Begin EXTRACTED INFORMATION
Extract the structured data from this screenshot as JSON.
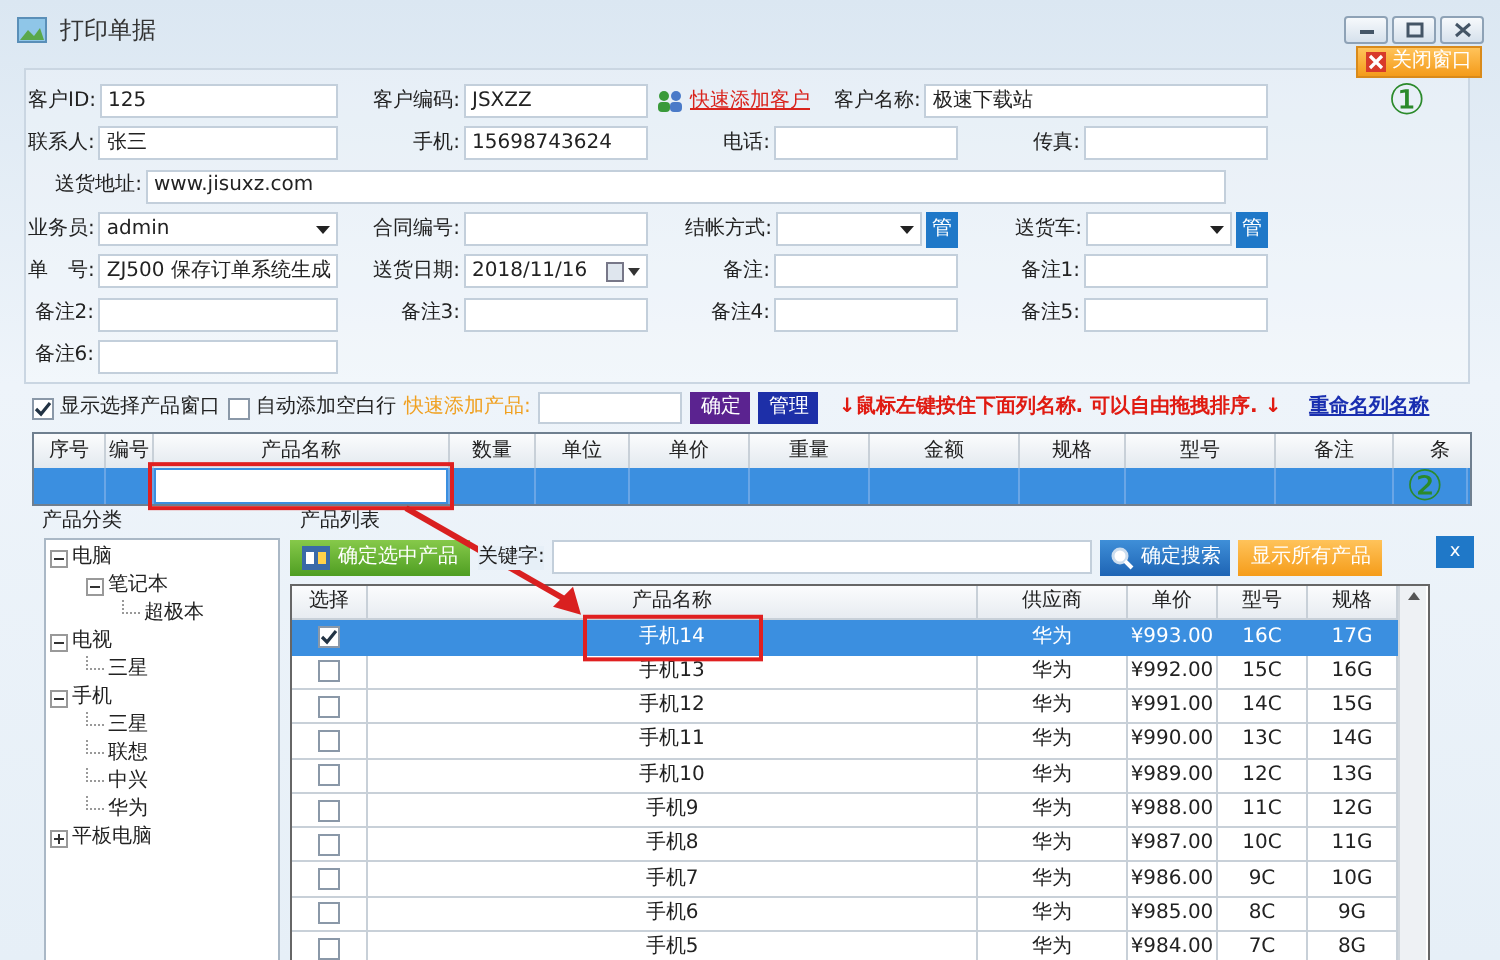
{
  "window": {
    "title": "打印单据",
    "close_button": "关闭窗口"
  },
  "form": {
    "rows": [
      [
        {
          "kind": "field",
          "label": "客户ID:",
          "value": "125"
        },
        {
          "kind": "field",
          "label": "客户编码:",
          "value": "JSXZZ"
        },
        {
          "kind": "link",
          "label": "快速添加客户"
        },
        {
          "kind": "field",
          "label": "客户名称:",
          "value": "极速下载站"
        }
      ],
      [
        {
          "kind": "field",
          "label": "联系人:",
          "value": "张三"
        },
        {
          "kind": "field",
          "label": "手机:",
          "value": "15698743624"
        },
        {
          "kind": "field",
          "label": "电话:"
        },
        {
          "kind": "field",
          "label": "传真:"
        }
      ],
      [
        {
          "kind": "wide",
          "label": "送货地址:",
          "value": "www.jisuxz.com"
        }
      ],
      [
        {
          "kind": "select",
          "label": "业务员:",
          "value": "admin"
        },
        {
          "kind": "field",
          "label": "合同编号:"
        },
        {
          "kind": "select",
          "label": "结帐方式:",
          "button": "管"
        },
        {
          "kind": "select",
          "label": "送货车:",
          "button": "管"
        }
      ],
      [
        {
          "kind": "field",
          "label": "单　号:",
          "value": "ZJ500 保存订单系统生成"
        },
        {
          "kind": "date",
          "label": "送货日期:",
          "value": "2018/11/16"
        },
        {
          "kind": "field",
          "label": "备注:"
        },
        {
          "kind": "field",
          "label": "备注1:"
        }
      ],
      [
        {
          "kind": "field",
          "label": "备注2:"
        },
        {
          "kind": "field",
          "label": "备注3:"
        },
        {
          "kind": "field",
          "label": "备注4:"
        },
        {
          "kind": "field",
          "label": "备注5:"
        }
      ],
      [
        {
          "kind": "field",
          "label": "备注6:"
        }
      ]
    ]
  },
  "toolbar": {
    "options": [
      {
        "label": "显示选择产品窗口",
        "checked": true
      },
      {
        "label": "自动添加空白行",
        "checked": false
      }
    ],
    "quick_add_label": "快速添加产品:",
    "buttons": [
      {
        "label": "确定",
        "kind": "confirm"
      },
      {
        "label": "管理",
        "kind": "manage"
      }
    ],
    "hint": "↓鼠标左键按住下面列名称. 可以自由拖拽排序. ↓",
    "link": "重命名列名称"
  },
  "order_grid": {
    "columns": [
      "序号",
      "编号",
      "产品名称",
      "数量",
      "单位",
      "单价",
      "重量",
      "金额",
      "规格",
      "型号",
      "备注",
      "条"
    ],
    "rows": [
      {
        "selected": true
      }
    ]
  },
  "categories": {
    "title": "产品分类",
    "items": [
      {
        "label": "电脑",
        "expanded": true,
        "children": [
          {
            "label": "笔记本",
            "expanded": true,
            "children": [
              {
                "label": "超极本"
              }
            ]
          }
        ]
      },
      {
        "label": "电视",
        "expanded": true,
        "children": [
          {
            "label": "三星"
          }
        ]
      },
      {
        "label": "手机",
        "expanded": true,
        "children": [
          {
            "label": "三星"
          },
          {
            "label": "联想"
          },
          {
            "label": "中兴"
          },
          {
            "label": "华为"
          }
        ]
      },
      {
        "label": "平板电脑",
        "expanded": false
      }
    ]
  },
  "products": {
    "title": "产品列表",
    "select_button": "确定选中产品",
    "keyword_label": "关键字:",
    "search_button": "确定搜索",
    "show_all_button": "显示所有产品",
    "hide_button": "x",
    "check_column": "选择",
    "columns": [
      "产品名称",
      "供应商",
      "单价",
      "型号",
      "规格"
    ],
    "rows": [
      {
        "checked": true,
        "selected": true,
        "cells": [
          "手机14",
          "华为",
          "¥993.00",
          "16C",
          "17G"
        ]
      },
      {
        "checked": false,
        "selected": false,
        "cells": [
          "手机13",
          "华为",
          "¥992.00",
          "15C",
          "16G"
        ]
      },
      {
        "checked": false,
        "selected": false,
        "cells": [
          "手机12",
          "华为",
          "¥991.00",
          "14C",
          "15G"
        ]
      },
      {
        "checked": false,
        "selected": false,
        "cells": [
          "手机11",
          "华为",
          "¥990.00",
          "13C",
          "14G"
        ]
      },
      {
        "checked": false,
        "selected": false,
        "cells": [
          "手机10",
          "华为",
          "¥989.00",
          "12C",
          "13G"
        ]
      },
      {
        "checked": false,
        "selected": false,
        "cells": [
          "手机9",
          "华为",
          "¥988.00",
          "11C",
          "12G"
        ]
      },
      {
        "checked": false,
        "selected": false,
        "cells": [
          "手机8",
          "华为",
          "¥987.00",
          "10C",
          "11G"
        ]
      },
      {
        "checked": false,
        "selected": false,
        "cells": [
          "手机7",
          "华为",
          "¥986.00",
          "9C",
          "10G"
        ]
      },
      {
        "checked": false,
        "selected": false,
        "cells": [
          "手机6",
          "华为",
          "¥985.00",
          "8C",
          "9G"
        ]
      },
      {
        "checked": false,
        "selected": false,
        "cells": [
          "手机5",
          "华为",
          "¥984.00",
          "7C",
          "8G"
        ]
      }
    ]
  },
  "annotations": [
    {
      "text": "①"
    },
    {
      "text": "②"
    }
  ]
}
End EXTRACTED INFORMATION
WRITTEN INSTRUCTION: Locate the word "value" in the records above, and return each line that has it.

WRITTEN RESPONSE:
          "value": "125"
          "value": "JSXZZ"
          "value": "极速下载站"
          "value": "张三"
          "value": "15698743624"
          "value": "www.jisuxz.com"
          "value": "admin"
          "value": "ZJ500 保存订单系统生成"
          "value": "2018/11/16"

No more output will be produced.